(Stored data)
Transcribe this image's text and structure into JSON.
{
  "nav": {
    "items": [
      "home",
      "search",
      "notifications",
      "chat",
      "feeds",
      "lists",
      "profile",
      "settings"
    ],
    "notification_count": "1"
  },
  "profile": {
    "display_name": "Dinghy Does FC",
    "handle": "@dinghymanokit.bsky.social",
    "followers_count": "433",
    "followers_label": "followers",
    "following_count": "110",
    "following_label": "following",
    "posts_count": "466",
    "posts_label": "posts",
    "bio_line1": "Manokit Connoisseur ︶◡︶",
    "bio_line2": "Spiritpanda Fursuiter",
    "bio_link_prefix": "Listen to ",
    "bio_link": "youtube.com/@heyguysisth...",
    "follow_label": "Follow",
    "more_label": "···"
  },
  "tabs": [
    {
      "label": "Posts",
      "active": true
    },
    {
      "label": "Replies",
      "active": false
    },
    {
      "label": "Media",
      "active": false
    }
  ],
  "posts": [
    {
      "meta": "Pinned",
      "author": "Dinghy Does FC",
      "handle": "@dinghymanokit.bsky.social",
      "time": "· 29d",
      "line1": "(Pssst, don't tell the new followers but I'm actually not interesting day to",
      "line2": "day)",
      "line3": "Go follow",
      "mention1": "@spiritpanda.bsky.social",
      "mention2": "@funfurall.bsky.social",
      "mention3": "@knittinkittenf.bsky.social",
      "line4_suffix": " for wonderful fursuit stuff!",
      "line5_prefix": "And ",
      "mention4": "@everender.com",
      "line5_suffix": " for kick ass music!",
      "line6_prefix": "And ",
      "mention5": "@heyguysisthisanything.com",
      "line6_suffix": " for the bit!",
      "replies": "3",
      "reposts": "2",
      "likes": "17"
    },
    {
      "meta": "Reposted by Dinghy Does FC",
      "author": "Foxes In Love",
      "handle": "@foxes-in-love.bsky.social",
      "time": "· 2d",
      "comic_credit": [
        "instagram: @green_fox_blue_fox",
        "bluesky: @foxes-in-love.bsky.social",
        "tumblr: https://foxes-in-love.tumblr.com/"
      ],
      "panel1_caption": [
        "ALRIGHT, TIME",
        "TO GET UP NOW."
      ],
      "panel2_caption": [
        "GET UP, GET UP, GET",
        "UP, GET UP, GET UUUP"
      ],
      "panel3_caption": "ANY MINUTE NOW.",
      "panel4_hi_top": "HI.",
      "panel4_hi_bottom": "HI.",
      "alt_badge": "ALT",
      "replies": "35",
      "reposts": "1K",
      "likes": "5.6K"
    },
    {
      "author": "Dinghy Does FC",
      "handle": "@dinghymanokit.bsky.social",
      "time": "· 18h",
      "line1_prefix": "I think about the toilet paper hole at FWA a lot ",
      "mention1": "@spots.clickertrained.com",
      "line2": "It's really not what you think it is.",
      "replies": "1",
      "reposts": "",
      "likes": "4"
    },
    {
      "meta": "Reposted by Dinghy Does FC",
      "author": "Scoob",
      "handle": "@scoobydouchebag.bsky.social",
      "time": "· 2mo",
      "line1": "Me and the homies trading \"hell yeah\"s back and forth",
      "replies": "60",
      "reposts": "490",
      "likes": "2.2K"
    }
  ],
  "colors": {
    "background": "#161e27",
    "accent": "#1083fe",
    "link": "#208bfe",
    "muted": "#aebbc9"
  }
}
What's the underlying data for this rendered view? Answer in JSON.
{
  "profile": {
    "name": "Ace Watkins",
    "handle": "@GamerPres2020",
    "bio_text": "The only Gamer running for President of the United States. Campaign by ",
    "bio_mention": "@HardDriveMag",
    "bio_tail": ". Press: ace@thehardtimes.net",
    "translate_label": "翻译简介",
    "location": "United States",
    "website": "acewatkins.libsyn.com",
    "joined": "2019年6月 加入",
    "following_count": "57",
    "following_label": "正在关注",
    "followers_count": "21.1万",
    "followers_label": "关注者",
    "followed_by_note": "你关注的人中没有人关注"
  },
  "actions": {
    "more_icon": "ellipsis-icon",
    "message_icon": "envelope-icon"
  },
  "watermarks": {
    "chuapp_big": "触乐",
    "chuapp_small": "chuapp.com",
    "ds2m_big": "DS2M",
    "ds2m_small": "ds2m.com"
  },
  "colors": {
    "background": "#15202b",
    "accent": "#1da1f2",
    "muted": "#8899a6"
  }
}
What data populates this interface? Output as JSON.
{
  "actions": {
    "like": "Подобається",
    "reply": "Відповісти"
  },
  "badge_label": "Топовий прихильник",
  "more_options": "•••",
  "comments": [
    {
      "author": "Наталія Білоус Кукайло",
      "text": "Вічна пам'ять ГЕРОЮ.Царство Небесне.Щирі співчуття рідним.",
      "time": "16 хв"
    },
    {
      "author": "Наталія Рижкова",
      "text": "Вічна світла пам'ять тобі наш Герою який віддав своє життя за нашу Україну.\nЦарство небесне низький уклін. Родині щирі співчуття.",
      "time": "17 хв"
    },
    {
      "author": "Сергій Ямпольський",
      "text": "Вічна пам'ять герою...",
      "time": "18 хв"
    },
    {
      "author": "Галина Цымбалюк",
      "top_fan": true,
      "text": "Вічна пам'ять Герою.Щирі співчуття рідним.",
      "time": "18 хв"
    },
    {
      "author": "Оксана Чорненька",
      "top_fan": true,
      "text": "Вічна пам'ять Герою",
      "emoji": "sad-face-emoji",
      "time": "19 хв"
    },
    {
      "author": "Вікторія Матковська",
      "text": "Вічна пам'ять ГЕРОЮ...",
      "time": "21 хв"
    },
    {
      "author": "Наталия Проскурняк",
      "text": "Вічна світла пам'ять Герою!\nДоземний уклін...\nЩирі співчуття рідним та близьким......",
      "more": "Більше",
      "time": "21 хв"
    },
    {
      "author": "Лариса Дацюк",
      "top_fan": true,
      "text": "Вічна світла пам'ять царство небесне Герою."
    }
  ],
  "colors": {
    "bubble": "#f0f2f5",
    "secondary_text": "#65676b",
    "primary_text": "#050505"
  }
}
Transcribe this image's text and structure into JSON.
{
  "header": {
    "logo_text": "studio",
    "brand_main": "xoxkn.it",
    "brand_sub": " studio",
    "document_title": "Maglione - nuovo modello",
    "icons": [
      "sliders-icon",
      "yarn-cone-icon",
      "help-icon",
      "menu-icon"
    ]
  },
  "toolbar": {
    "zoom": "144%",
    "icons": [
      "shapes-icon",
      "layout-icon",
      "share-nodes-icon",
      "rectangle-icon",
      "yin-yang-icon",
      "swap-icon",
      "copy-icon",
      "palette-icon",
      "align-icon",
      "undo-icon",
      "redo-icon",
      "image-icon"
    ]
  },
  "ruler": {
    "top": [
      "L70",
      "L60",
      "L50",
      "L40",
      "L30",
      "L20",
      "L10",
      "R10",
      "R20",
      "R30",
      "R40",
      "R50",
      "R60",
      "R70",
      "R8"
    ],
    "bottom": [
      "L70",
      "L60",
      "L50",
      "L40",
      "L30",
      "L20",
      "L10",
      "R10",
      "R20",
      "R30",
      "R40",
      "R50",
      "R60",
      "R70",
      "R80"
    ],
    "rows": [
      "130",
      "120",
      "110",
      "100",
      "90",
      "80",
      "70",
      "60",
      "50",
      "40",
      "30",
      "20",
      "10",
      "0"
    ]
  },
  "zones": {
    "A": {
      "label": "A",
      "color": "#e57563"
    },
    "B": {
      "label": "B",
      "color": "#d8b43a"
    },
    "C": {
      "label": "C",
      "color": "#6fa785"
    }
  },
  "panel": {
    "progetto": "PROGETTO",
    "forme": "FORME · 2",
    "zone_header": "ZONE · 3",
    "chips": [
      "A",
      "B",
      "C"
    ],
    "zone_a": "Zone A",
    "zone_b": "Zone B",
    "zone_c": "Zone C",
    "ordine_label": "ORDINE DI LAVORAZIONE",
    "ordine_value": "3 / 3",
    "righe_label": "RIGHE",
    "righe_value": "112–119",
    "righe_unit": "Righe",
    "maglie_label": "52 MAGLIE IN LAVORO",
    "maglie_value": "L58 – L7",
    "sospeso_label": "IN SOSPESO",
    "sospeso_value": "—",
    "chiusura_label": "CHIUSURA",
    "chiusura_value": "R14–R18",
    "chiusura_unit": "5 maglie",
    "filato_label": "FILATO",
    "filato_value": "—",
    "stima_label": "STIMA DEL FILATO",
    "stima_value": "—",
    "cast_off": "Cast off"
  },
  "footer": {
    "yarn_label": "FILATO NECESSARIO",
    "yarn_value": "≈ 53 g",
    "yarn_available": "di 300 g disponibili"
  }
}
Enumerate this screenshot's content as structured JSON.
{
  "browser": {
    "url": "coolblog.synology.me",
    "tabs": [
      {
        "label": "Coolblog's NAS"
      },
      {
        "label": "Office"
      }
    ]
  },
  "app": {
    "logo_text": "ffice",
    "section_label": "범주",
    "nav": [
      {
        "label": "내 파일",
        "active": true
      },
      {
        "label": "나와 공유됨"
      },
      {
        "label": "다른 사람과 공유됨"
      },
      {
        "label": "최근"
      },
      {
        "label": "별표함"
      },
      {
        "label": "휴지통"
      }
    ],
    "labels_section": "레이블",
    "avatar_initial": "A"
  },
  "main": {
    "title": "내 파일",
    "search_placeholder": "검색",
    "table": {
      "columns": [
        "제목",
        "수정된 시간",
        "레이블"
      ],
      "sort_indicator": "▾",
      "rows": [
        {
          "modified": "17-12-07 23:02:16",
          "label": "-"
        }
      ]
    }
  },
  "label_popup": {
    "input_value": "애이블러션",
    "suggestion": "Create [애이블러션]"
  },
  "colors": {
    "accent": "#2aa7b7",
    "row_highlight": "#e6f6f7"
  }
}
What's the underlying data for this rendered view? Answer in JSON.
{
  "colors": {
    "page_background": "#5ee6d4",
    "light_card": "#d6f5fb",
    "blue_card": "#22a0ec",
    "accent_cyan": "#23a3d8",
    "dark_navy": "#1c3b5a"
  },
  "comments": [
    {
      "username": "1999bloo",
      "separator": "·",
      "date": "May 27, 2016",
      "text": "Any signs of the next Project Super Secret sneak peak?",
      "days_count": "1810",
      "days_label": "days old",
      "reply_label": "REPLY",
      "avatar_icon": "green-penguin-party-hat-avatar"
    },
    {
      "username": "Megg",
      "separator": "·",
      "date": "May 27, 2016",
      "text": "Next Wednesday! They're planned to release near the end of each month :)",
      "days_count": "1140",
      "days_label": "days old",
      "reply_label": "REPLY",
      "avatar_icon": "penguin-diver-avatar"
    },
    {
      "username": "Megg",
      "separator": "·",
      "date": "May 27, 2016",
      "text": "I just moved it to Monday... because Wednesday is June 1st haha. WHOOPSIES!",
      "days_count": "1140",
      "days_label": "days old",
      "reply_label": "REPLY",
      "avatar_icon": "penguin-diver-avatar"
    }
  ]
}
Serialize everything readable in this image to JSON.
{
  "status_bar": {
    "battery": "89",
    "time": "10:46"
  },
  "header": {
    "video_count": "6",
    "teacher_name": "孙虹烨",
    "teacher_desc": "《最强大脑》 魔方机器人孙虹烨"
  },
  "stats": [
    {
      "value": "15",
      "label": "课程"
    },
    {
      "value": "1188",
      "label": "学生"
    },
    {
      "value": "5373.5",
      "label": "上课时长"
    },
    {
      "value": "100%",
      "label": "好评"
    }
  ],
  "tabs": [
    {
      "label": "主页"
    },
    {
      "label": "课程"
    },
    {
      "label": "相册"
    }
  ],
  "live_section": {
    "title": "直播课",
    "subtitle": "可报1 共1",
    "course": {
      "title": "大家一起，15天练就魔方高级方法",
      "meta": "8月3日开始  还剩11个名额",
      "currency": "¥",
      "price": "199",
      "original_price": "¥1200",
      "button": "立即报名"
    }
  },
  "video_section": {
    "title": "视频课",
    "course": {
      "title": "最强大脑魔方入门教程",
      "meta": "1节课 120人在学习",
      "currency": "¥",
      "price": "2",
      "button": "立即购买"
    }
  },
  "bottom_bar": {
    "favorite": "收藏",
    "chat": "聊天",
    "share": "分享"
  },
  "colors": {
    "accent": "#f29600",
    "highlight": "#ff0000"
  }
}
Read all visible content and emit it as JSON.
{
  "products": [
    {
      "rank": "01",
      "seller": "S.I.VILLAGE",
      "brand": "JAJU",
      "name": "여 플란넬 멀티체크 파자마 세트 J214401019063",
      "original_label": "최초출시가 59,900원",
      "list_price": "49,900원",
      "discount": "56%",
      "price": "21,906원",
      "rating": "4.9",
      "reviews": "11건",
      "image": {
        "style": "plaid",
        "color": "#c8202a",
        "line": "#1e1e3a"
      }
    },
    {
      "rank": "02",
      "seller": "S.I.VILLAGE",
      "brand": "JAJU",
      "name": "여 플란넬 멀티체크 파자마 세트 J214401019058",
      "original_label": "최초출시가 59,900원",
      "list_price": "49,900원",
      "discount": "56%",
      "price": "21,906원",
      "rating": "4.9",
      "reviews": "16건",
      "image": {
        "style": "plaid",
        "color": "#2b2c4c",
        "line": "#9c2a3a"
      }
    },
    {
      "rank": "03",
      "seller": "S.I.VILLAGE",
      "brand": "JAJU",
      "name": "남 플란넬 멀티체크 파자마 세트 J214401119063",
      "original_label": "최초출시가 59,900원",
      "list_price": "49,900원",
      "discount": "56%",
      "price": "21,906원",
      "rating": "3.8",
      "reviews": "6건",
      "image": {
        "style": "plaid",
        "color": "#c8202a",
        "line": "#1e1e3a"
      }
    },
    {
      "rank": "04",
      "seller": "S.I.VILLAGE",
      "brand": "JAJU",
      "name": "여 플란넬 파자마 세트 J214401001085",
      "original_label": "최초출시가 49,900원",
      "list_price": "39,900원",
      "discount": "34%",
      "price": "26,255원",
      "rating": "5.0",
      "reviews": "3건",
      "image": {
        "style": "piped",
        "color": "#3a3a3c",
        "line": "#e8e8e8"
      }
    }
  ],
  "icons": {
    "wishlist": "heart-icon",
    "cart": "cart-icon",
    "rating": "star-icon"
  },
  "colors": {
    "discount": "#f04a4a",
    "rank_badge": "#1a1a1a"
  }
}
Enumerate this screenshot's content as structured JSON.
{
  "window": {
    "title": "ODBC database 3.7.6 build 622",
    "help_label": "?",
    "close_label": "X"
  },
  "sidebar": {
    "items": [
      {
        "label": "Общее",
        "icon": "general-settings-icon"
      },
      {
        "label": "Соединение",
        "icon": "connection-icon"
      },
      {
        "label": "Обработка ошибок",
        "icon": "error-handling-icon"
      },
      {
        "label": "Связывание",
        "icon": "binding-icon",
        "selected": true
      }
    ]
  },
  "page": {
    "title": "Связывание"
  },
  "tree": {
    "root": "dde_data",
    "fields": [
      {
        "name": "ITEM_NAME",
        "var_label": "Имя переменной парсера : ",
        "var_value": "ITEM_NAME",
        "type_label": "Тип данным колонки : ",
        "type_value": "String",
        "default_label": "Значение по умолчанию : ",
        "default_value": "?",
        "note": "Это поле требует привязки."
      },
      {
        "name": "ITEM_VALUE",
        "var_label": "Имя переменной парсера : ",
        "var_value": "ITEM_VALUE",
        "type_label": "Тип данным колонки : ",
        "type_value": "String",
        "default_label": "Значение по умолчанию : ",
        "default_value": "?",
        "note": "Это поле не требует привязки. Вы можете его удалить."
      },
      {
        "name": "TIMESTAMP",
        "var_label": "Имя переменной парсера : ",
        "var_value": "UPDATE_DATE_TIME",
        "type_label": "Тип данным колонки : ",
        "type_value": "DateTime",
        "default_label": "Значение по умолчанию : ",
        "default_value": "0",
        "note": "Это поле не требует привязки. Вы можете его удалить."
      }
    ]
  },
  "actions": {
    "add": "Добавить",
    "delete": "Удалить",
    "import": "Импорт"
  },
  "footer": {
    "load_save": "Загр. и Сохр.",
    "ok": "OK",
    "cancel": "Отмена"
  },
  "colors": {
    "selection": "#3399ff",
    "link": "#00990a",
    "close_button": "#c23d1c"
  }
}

→ Your goal
Which lines above contain the word "Связывание"? Copy each of them.

→ Result
        "label": "Связывание",
    "title": "Связывание"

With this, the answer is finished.